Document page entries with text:
*-*-*

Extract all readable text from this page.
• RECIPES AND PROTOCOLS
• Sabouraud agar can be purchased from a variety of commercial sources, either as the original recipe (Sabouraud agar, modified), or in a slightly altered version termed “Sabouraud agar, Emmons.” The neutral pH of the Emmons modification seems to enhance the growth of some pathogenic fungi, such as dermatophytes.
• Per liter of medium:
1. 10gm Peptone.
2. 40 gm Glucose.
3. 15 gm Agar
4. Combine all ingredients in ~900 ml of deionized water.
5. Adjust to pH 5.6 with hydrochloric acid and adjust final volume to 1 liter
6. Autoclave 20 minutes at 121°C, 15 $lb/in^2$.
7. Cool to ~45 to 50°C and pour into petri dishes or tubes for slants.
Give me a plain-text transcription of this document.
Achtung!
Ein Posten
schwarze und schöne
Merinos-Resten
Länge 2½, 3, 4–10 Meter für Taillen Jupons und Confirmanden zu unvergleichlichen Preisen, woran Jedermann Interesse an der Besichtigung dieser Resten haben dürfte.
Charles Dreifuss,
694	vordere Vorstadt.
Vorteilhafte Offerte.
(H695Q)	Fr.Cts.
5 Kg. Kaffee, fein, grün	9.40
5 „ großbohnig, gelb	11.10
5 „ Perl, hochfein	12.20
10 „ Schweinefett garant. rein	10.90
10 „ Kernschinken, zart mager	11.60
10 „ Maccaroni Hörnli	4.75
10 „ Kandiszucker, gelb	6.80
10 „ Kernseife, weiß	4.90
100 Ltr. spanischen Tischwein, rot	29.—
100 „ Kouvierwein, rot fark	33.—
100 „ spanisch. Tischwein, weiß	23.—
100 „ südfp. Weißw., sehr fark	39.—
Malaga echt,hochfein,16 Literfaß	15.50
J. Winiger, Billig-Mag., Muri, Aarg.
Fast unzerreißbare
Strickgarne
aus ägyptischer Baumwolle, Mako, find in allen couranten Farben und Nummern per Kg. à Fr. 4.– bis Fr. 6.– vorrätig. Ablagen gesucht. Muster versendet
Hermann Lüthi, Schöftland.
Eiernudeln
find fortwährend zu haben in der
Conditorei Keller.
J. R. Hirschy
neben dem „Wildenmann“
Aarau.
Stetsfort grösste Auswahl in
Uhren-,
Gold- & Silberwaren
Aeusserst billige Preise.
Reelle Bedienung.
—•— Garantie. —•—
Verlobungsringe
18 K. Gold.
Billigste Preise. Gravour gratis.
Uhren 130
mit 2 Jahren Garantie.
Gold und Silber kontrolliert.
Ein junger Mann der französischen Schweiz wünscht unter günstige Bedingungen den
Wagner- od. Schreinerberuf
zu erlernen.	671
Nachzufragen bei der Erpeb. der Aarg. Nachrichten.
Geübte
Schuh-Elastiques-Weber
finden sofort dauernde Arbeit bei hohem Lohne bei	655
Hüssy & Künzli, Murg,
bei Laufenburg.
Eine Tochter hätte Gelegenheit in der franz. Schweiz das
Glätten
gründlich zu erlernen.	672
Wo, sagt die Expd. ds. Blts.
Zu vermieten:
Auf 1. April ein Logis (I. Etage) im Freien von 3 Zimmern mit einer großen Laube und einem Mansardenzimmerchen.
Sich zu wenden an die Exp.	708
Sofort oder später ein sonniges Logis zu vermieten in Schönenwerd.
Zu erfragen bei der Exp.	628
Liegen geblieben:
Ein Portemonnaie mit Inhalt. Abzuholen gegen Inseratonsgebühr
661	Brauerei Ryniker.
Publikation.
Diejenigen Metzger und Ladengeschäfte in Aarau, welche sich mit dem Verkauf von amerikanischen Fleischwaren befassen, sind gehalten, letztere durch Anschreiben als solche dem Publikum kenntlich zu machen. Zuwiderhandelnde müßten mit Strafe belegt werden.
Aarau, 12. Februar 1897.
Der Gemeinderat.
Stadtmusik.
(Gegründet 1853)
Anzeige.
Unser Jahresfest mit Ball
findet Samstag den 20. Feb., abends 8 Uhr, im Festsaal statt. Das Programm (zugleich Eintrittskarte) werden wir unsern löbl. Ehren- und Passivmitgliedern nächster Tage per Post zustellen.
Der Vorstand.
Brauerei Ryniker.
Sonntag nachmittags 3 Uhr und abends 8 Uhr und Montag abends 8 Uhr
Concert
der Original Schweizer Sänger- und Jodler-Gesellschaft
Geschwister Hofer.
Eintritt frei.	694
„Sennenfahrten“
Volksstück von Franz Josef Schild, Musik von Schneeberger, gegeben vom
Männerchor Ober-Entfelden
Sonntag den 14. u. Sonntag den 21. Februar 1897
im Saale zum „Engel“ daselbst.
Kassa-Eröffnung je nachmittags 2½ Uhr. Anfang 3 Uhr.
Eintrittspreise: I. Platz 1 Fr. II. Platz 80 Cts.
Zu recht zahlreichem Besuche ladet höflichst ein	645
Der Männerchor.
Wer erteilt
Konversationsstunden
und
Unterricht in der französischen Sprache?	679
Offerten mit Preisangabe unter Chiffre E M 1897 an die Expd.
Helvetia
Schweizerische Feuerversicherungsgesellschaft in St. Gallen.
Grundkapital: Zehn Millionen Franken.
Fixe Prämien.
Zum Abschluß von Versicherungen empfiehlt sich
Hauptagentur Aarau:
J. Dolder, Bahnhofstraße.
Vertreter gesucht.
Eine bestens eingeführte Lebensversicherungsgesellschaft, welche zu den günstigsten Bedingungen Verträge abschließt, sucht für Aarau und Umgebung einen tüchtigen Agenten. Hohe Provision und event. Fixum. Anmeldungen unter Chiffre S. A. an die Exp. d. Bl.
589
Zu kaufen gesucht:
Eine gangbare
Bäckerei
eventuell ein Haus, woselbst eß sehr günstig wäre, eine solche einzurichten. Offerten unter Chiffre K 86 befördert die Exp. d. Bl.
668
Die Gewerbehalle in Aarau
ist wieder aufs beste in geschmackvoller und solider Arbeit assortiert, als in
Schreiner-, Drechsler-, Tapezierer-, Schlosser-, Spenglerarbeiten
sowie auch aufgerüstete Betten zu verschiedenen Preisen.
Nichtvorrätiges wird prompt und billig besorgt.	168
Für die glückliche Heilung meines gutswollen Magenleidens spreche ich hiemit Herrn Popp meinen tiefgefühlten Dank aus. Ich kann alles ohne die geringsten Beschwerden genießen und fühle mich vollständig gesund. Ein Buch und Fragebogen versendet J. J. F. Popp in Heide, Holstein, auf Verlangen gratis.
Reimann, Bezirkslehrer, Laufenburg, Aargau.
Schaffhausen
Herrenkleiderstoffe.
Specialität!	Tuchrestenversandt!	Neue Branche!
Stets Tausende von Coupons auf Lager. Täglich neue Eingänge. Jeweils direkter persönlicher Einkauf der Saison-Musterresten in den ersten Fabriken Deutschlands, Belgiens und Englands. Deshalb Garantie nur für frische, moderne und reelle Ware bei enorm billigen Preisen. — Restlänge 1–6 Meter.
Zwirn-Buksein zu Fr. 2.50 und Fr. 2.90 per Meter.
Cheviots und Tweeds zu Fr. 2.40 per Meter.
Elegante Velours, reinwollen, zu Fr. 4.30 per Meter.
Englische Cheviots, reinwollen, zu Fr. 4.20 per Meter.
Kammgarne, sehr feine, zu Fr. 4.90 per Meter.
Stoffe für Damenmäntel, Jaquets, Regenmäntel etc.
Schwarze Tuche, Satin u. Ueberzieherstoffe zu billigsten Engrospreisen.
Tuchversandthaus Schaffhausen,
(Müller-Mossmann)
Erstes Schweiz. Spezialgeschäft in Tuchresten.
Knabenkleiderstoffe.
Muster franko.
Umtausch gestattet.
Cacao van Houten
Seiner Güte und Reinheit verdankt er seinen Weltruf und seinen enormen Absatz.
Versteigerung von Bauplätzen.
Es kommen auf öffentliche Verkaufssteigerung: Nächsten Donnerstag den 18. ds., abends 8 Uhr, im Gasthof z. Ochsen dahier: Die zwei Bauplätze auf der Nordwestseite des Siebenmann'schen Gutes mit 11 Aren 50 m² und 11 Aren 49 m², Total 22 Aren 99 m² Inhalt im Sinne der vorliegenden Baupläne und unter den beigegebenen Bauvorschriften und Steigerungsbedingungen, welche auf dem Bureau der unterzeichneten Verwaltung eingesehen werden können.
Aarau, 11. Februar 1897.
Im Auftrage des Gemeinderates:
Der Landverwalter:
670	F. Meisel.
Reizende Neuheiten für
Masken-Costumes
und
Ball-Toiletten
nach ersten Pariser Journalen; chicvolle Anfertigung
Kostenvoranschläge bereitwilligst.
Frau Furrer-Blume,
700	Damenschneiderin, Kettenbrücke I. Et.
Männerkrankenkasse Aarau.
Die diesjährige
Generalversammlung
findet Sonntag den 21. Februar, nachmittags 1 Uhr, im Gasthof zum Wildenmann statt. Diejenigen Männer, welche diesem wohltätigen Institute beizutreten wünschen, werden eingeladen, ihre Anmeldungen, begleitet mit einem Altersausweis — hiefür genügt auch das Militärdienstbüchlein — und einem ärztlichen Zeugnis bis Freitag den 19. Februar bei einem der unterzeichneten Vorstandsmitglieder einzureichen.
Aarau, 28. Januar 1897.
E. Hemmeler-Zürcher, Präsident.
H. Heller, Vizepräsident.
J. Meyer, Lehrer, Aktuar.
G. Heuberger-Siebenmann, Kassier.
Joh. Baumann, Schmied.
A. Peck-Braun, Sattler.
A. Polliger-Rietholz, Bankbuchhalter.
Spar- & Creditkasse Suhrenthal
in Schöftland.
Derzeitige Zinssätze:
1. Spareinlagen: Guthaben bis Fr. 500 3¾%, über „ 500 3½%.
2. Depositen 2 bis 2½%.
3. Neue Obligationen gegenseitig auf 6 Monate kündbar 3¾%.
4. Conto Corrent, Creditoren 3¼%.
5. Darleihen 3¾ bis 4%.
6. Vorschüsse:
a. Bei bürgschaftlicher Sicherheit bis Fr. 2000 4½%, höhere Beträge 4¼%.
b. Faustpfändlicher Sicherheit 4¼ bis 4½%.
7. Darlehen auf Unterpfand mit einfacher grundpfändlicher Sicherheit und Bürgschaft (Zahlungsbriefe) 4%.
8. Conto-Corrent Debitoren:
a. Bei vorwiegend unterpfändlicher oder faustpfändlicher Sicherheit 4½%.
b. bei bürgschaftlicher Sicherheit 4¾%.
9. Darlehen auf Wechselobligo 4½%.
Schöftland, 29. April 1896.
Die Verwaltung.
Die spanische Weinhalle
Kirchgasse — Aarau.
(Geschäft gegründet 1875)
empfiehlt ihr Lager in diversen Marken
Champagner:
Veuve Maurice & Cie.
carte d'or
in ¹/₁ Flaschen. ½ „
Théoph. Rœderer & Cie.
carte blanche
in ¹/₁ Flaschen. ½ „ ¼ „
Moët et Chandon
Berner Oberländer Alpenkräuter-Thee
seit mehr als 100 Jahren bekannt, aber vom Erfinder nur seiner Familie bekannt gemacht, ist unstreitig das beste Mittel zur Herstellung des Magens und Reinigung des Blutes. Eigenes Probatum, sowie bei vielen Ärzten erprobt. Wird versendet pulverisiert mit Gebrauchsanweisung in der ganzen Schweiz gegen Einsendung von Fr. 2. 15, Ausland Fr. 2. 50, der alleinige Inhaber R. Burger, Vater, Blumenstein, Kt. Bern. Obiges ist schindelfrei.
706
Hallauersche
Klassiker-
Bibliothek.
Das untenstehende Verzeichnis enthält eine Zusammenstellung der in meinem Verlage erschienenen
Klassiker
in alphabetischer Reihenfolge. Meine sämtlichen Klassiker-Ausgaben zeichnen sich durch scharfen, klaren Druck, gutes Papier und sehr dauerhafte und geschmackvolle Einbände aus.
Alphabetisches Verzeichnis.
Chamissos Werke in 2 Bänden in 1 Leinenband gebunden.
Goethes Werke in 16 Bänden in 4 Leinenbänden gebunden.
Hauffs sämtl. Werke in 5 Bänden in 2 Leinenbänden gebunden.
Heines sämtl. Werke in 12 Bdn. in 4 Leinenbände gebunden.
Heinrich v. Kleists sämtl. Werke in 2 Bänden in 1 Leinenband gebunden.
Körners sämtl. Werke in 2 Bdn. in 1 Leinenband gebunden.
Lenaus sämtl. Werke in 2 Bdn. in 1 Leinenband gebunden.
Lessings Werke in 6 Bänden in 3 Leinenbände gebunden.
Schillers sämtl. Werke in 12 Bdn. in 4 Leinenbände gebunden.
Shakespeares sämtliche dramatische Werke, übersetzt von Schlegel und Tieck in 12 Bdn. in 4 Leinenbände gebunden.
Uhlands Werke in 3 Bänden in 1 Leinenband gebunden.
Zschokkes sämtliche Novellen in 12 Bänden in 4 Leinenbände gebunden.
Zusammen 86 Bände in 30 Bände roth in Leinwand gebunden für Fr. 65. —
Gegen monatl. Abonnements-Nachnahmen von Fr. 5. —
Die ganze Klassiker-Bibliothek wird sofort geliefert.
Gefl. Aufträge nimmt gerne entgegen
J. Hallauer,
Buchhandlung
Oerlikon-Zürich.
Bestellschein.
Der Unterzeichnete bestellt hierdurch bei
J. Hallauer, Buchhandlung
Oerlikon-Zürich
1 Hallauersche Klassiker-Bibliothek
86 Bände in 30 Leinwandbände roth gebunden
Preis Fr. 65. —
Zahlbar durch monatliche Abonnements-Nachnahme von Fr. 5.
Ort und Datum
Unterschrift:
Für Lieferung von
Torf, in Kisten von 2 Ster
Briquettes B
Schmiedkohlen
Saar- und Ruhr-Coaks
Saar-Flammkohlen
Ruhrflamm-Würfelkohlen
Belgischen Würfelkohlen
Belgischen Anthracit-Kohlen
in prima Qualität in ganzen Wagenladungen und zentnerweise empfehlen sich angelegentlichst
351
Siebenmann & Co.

*-*-*

▶ _About this task_
The answer must be one number: how many lines in the records above contain "Diejenigen".

▶ _Answer for this exercise_
2